[SOURCE DATA]
★ ★ ★ ★

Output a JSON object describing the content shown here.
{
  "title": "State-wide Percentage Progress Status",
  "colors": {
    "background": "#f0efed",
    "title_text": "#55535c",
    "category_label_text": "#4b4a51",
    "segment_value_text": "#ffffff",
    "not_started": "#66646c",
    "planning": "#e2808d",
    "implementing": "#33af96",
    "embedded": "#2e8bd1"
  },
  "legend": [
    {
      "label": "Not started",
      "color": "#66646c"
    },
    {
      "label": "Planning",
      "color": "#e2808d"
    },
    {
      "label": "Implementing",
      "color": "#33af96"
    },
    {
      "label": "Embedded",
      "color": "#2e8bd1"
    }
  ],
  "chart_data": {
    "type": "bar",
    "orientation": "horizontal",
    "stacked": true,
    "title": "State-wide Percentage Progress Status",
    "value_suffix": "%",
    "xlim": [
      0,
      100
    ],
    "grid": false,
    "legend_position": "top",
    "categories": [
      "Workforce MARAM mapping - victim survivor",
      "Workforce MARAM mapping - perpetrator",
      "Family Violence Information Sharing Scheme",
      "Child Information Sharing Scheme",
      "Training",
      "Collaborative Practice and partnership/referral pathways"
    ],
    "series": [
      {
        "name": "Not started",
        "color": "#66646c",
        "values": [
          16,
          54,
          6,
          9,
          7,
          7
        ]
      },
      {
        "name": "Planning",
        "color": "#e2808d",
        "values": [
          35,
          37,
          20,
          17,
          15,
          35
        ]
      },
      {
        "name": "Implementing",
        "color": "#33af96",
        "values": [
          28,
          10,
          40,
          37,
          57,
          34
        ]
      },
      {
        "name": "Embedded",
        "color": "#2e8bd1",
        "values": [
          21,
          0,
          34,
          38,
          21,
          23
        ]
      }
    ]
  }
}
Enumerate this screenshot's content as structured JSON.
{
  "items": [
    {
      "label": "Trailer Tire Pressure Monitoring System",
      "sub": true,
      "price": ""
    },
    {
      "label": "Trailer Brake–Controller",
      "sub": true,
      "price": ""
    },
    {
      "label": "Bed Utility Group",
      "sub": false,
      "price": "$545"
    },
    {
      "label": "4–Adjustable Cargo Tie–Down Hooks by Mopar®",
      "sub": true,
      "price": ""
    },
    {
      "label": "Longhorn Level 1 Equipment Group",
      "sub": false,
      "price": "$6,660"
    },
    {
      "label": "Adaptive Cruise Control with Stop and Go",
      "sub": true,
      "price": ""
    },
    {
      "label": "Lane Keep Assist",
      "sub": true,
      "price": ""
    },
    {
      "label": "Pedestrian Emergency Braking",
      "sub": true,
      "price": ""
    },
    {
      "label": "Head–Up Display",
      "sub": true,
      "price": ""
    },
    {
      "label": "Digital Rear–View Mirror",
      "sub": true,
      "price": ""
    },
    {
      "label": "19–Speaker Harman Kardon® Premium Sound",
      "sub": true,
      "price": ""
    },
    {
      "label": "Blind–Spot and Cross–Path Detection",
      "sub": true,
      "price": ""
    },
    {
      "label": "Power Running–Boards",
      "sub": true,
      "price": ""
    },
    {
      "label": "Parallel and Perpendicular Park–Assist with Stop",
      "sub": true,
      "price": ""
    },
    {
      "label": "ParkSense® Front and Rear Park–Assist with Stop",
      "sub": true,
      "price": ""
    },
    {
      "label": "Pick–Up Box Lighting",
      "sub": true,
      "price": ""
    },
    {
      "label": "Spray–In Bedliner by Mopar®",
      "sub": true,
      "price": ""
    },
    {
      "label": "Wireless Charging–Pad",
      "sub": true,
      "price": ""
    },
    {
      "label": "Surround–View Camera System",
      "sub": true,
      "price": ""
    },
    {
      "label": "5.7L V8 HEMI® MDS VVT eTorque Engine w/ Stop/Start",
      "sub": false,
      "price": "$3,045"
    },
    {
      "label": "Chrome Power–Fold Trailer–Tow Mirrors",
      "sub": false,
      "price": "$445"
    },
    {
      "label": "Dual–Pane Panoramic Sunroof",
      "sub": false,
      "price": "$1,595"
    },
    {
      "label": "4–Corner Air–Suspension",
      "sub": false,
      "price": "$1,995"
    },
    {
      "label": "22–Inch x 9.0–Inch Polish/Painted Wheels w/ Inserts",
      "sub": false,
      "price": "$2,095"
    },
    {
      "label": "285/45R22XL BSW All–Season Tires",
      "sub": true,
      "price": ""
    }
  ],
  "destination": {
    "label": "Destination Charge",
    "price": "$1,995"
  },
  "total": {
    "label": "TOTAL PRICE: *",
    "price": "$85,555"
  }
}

★ ★ ★ ★

[THE PROBLEM] Quote the data in full, keeping each word unchanged.

[RESPONSE TO THIS EXERCISE]
Output a JSON object describing the content shown here.
{
  "title": "State-wide Percentage Progress Status",
  "colors": {
    "background": "#f0efed",
    "title_text": "#55535c",
    "category_label_text": "#4b4a51",
    "segment_value_text": "#ffffff",
    "not_started": "#66646c",
    "planning": "#e2808d",
    "implementing": "#33af96",
    "embedded": "#2e8bd1"
  },
  "legend": [
    {
      "label": "Not started",
      "color": "#66646c"
    },
    {
      "label": "Planning",
      "color": "#e2808d"
    },
    {
      "label": "Implementing",
      "color": "#33af96"
    },
    {
      "label": "Embedded",
      "color": "#2e8bd1"
    }
  ],
  "chart_data": {
    "type": "bar",
    "orientation": "horizontal",
    "stacked": true,
    "title": "State-wide Percentage Progress Status",
    "value_suffix": "%",
    "xlim": [
      0,
      100
    ],
    "grid": false,
    "legend_position": "top",
    "categories": [
      "Workforce MARAM mapping - victim survivor",
      "Workforce MARAM mapping - perpetrator",
      "Family Violence Information Sharing Scheme",
      "Child Information Sharing Scheme",
      "Training",
      "Collaborative Practice and partnership/referral pathways"
    ],
    "series": [
      {
        "name": "Not started",
        "color": "#66646c",
        "values": [
          16,
          54,
          6,
          9,
          7,
          7
        ]
      },
      {
        "name": "Planning",
        "color": "#e2808d",
        "values": [
          35,
          37,
          20,
          17,
          15,
          35
        ]
      },
      {
        "name": "Implementing",
        "color": "#33af96",
        "values": [
          28,
          10,
          40,
          37,
          57,
          34
        ]
      },
      {
        "name": "Embedded",
        "color": "#2e8bd1",
        "values": [
          21,
          0,
          34,
          38,
          21,
          23
        ]
      }
    ]
  }
}
Enumerate this screenshot's content as structured JSON.
{
  "items": [
    {
      "label": "Trailer Tire Pressure Monitoring System",
      "sub": true,
      "price": ""
    },
    {
      "label": "Trailer Brake–Controller",
      "sub": true,
      "price": ""
    },
    {
      "label": "Bed Utility Group",
      "sub": false,
      "price": "$545"
    },
    {
      "label": "4–Adjustable Cargo Tie–Down Hooks by Mopar®",
      "sub": true,
      "price": ""
    },
    {
      "label": "Longhorn Level 1 Equipment Group",
      "sub": false,
      "price": "$6,660"
    },
    {
      "label": "Adaptive Cruise Control with Stop and Go",
      "sub": true,
      "price": ""
    },
    {
      "label": "Lane Keep Assist",
      "sub": true,
      "price": ""
    },
    {
      "label": "Pedestrian Emergency Braking",
      "sub": true,
      "price": ""
    },
    {
      "label": "Head–Up Display",
      "sub": true,
      "price": ""
    },
    {
      "label": "Digital Rear–View Mirror",
      "sub": true,
      "price": ""
    },
    {
      "label": "19–Speaker Harman Kardon® Premium Sound",
      "sub": true,
      "price": ""
    },
    {
      "label": "Blind–Spot and Cross–Path Detection",
      "sub": true,
      "price": ""
    },
    {
      "label": "Power Running–Boards",
      "sub": true,
      "price": ""
    },
    {
      "label": "Parallel and Perpendicular Park–Assist with Stop",
      "sub": true,
      "price": ""
    },
    {
      "label": "ParkSense® Front and Rear Park–Assist with Stop",
      "sub": true,
      "price": ""
    },
    {
      "label": "Pick–Up Box Lighting",
      "sub": true,
      "price": ""
    },
    {
      "label": "Spray–In Bedliner by Mopar®",
      "sub": true,
      "price": ""
    },
    {
      "label": "Wireless Charging–Pad",
      "sub": true,
      "price": ""
    },
    {
      "label": "Surround–View Camera System",
      "sub": true,
      "price": ""
    },
    {
      "label": "5.7L V8 HEMI® MDS VVT eTorque Engine w/ Stop/Start",
      "sub": false,
      "price": "$3,045"
    },
    {
      "label": "Chrome Power–Fold Trailer–Tow Mirrors",
      "sub": false,
      "price": "$445"
    },
    {
      "label": "Dual–Pane Panoramic Sunroof",
      "sub": false,
      "price": "$1,595"
    },
    {
      "label": "4–Corner Air–Suspension",
      "sub": false,
      "price": "$1,995"
    },
    {
      "label": "22–Inch x 9.0–Inch Polish/Painted Wheels w/ Inserts",
      "sub": false,
      "price": "$2,095"
    },
    {
      "label": "285/45R22XL BSW All–Season Tires",
      "sub": true,
      "price": ""
    }
  ],
  "destination": {
    "label": "Destination Charge",
    "price": "$1,995"
  },
  "total": {
    "label": "TOTAL PRICE: *",
    "price": "$85,555"
  }
}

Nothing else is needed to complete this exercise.